Goal. Reading down the listing below, count the lines where the word "Matched" shows up, then give only that count.

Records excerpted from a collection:
========

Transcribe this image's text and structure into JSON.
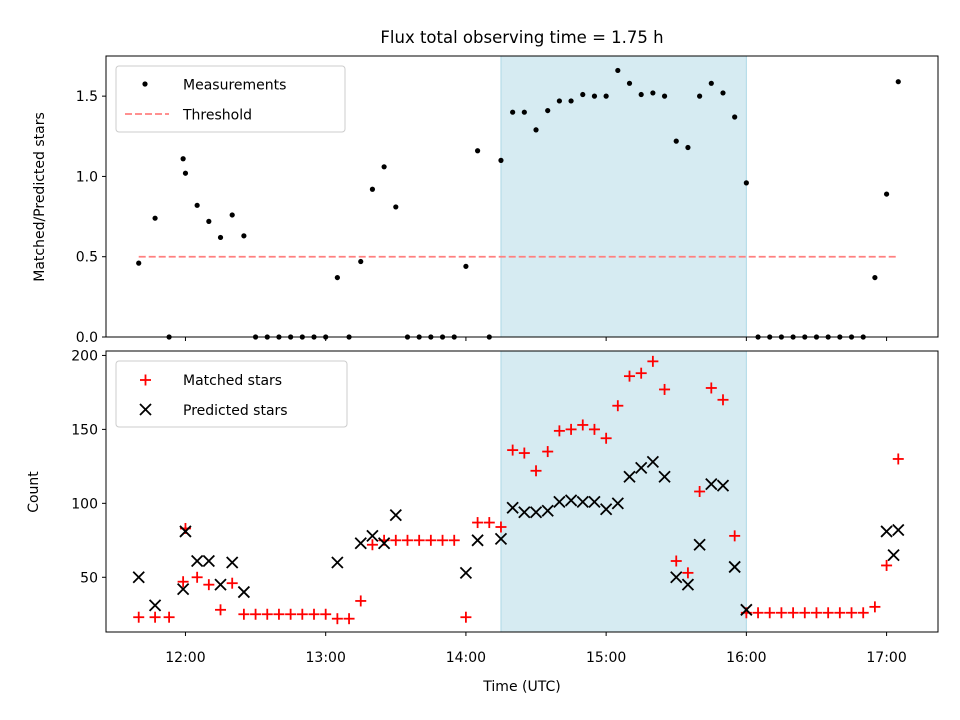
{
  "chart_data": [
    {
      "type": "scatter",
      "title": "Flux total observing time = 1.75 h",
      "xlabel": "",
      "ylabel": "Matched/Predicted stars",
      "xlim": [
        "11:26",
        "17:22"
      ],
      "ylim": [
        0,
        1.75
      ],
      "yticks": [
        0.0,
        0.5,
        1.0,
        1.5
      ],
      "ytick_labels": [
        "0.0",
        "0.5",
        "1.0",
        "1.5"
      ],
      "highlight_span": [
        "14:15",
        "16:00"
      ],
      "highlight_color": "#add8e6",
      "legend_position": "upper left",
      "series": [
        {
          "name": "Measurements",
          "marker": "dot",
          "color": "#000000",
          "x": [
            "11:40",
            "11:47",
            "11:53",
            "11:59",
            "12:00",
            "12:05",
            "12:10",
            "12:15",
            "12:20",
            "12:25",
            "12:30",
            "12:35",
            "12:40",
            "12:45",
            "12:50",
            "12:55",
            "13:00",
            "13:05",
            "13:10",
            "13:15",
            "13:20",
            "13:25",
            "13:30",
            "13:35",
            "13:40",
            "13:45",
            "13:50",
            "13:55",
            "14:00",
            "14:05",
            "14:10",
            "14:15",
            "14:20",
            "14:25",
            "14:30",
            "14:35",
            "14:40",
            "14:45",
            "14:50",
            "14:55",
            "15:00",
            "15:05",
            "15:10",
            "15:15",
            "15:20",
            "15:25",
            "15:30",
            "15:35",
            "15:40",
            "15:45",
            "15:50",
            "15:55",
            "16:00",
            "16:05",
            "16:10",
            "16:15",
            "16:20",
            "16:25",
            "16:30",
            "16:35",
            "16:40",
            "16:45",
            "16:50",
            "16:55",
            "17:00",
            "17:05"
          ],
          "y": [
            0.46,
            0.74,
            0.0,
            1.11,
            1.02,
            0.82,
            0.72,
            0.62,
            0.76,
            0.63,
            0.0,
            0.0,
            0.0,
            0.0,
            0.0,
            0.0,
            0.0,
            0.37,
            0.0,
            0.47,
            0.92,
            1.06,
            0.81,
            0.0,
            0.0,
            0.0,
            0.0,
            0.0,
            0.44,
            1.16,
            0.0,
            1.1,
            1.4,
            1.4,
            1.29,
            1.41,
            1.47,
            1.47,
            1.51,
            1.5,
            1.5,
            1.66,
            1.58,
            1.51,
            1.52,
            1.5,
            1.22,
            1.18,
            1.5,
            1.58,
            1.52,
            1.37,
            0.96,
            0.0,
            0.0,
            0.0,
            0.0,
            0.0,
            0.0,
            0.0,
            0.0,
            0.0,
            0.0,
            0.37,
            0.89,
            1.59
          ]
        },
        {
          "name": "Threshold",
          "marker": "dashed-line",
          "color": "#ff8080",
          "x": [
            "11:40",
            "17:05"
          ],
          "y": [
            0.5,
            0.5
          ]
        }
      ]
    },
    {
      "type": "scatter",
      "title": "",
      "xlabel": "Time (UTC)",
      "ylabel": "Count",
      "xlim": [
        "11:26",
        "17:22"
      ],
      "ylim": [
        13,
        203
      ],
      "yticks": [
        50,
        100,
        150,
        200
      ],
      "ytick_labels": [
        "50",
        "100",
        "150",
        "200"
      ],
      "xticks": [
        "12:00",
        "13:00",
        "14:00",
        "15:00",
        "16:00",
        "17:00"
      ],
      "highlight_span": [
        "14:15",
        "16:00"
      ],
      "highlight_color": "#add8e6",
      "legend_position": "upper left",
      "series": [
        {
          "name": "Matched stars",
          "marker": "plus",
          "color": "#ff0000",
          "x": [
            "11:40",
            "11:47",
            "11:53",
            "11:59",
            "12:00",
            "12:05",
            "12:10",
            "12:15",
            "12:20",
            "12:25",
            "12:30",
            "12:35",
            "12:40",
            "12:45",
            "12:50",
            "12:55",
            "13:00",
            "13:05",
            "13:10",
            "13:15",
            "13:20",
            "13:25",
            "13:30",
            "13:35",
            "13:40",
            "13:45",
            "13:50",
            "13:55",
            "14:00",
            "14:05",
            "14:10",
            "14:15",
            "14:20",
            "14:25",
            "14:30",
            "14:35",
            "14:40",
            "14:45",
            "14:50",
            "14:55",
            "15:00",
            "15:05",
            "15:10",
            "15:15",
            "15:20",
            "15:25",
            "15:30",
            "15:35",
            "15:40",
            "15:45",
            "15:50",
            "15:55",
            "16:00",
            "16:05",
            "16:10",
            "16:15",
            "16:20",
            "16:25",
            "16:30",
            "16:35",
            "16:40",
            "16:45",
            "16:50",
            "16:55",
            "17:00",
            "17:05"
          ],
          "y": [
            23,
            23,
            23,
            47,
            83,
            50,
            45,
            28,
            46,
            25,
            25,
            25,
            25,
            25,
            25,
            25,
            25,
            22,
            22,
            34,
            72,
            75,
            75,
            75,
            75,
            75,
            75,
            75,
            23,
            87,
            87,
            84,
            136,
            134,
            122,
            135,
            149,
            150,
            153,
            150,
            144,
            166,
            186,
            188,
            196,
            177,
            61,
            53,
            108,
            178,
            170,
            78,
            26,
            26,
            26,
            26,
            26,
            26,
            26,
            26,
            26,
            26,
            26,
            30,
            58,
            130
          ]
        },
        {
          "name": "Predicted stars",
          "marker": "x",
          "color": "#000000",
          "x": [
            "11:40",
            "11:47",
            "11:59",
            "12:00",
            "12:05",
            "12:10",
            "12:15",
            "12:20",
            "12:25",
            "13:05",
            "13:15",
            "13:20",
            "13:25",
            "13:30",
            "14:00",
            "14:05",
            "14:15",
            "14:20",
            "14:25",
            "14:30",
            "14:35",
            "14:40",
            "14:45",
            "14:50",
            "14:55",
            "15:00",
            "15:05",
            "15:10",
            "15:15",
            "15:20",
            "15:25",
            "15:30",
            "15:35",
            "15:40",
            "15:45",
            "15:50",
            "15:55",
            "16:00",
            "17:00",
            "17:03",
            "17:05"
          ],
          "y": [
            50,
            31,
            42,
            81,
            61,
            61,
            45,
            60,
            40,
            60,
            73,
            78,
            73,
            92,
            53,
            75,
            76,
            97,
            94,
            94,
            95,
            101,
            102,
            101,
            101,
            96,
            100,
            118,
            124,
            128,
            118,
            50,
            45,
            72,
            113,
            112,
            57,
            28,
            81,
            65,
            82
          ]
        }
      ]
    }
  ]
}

========

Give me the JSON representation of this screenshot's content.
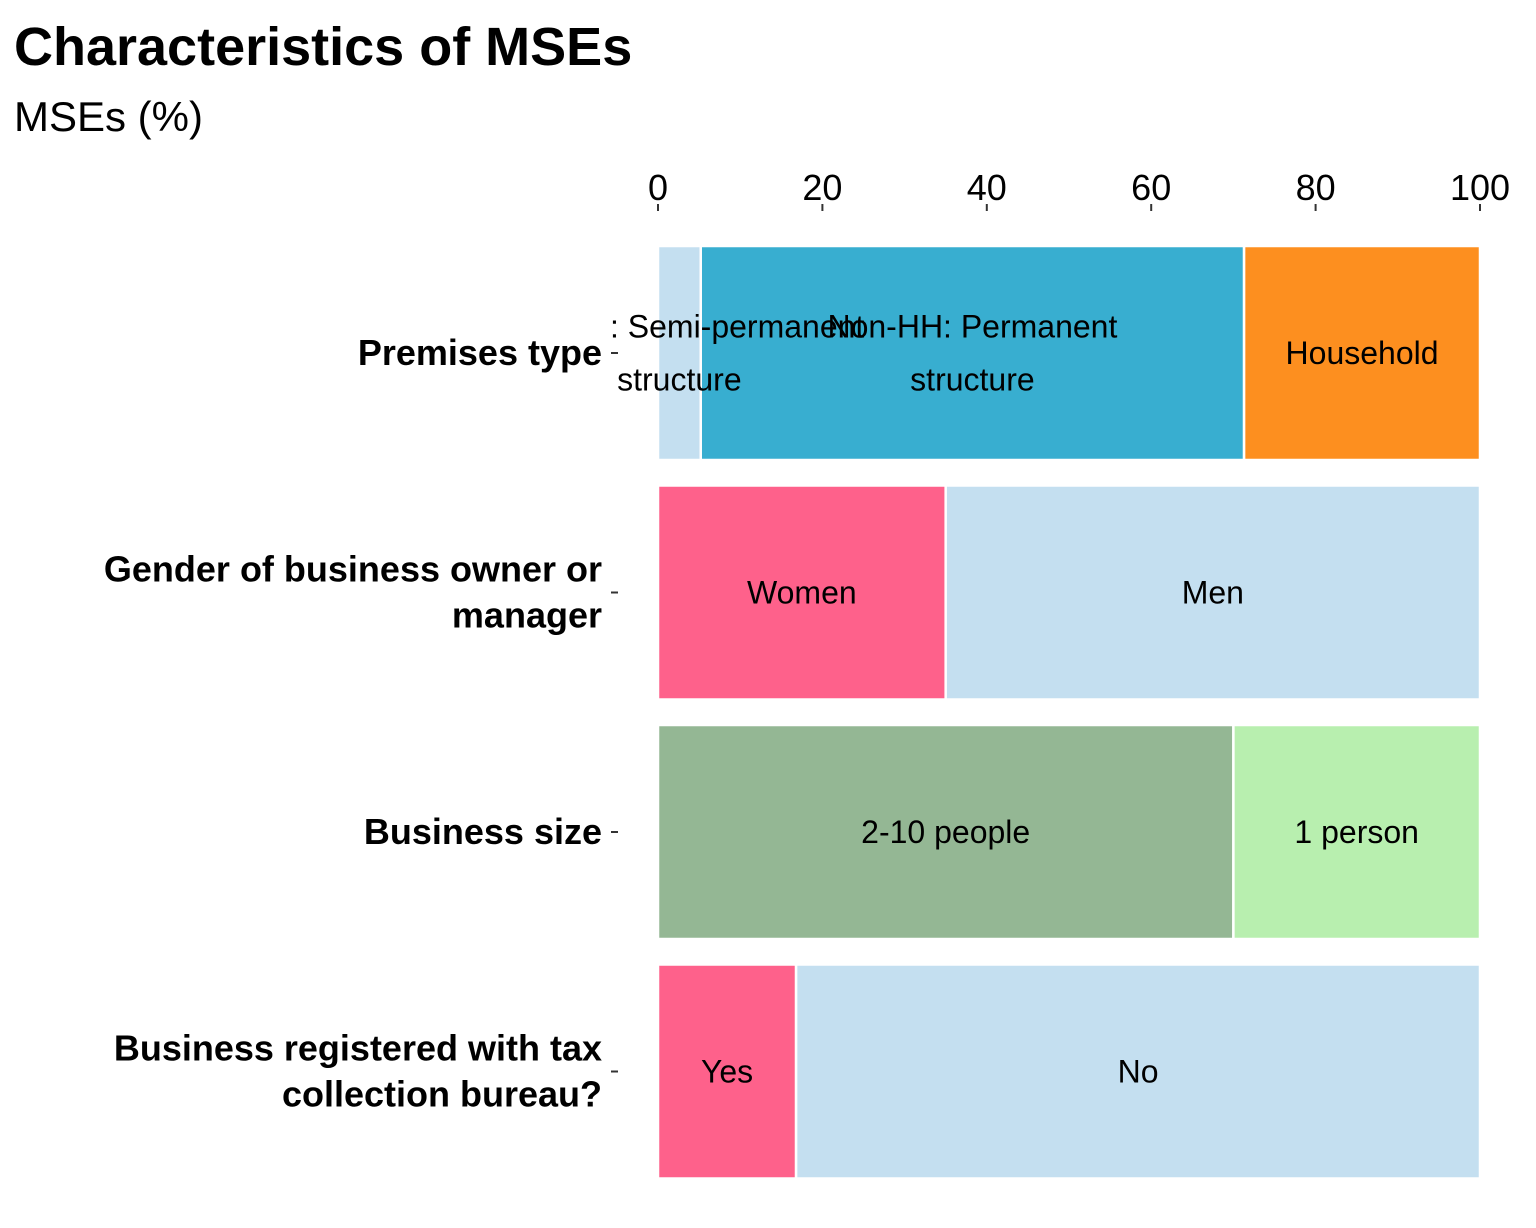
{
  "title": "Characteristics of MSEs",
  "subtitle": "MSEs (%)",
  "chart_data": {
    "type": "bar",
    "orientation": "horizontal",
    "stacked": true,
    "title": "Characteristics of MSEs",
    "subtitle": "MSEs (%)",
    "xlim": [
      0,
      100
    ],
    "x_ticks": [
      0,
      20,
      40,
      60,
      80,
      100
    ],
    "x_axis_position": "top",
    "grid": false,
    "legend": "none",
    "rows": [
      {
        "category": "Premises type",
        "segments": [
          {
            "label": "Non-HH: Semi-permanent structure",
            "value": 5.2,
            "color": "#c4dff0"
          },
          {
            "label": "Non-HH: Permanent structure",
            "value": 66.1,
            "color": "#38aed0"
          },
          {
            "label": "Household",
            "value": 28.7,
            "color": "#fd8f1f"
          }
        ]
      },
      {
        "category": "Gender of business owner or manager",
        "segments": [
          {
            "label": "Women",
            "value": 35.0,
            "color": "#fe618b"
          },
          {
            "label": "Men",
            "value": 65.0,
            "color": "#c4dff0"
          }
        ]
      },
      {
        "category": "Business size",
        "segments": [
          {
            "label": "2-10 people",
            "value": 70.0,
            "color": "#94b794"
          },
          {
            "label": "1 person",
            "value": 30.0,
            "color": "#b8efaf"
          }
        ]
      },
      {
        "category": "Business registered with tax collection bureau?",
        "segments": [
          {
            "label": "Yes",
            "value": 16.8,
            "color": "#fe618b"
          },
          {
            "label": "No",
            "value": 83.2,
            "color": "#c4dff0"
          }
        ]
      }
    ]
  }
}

========

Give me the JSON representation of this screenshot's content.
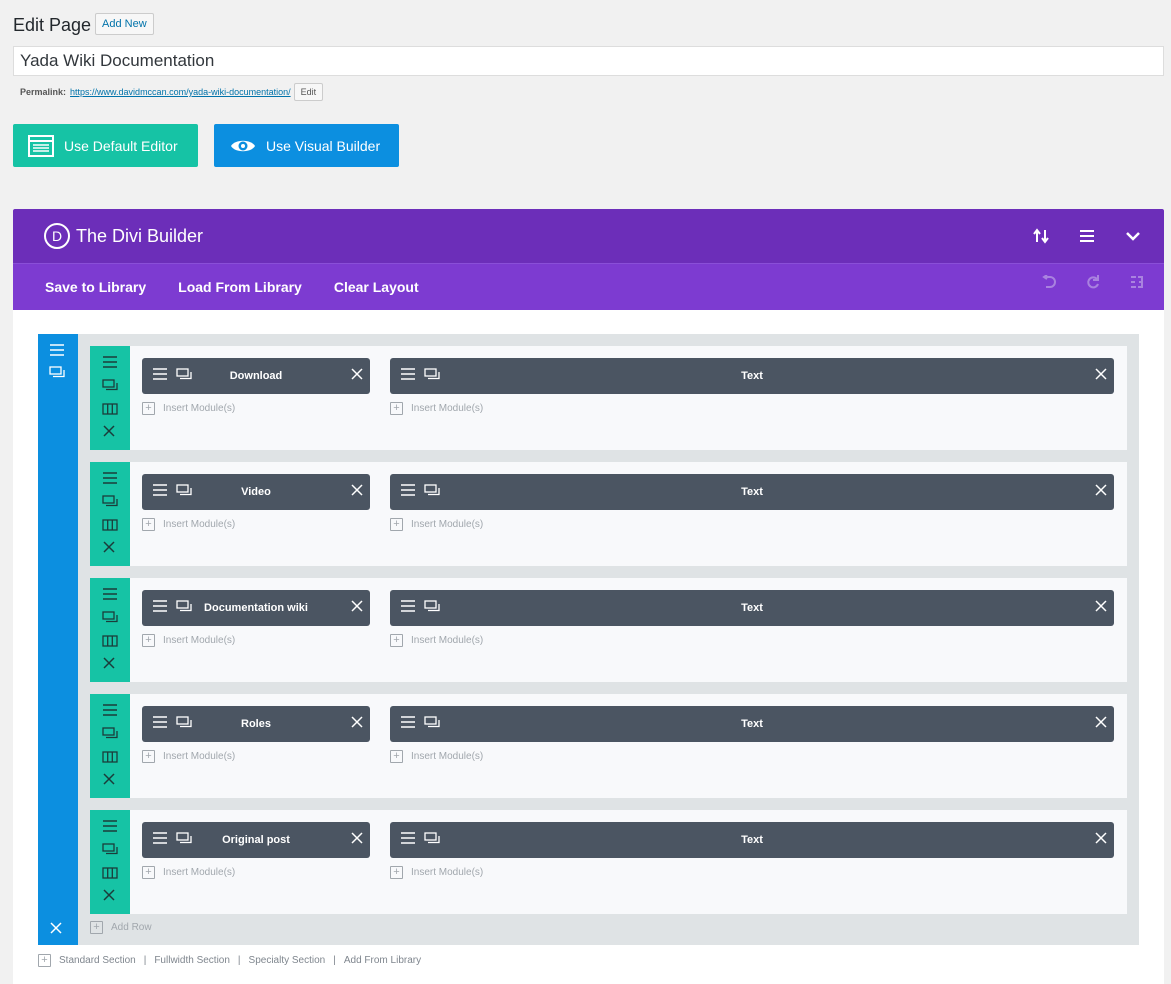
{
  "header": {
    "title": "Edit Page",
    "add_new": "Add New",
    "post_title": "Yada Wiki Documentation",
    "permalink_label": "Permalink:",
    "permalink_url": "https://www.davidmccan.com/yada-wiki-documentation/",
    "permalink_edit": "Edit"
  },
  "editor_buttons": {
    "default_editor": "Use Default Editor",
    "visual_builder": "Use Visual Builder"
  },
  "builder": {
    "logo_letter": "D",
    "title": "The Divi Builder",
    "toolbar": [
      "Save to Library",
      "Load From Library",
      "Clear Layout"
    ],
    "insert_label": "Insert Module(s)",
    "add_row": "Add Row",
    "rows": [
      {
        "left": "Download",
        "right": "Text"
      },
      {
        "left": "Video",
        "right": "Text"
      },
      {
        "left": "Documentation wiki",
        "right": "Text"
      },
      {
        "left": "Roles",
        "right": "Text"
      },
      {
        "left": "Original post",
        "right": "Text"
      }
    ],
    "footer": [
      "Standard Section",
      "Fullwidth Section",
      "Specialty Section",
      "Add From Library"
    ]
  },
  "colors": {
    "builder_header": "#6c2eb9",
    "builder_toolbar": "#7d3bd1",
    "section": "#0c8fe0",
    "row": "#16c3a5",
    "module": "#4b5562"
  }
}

========

Problem solution. 2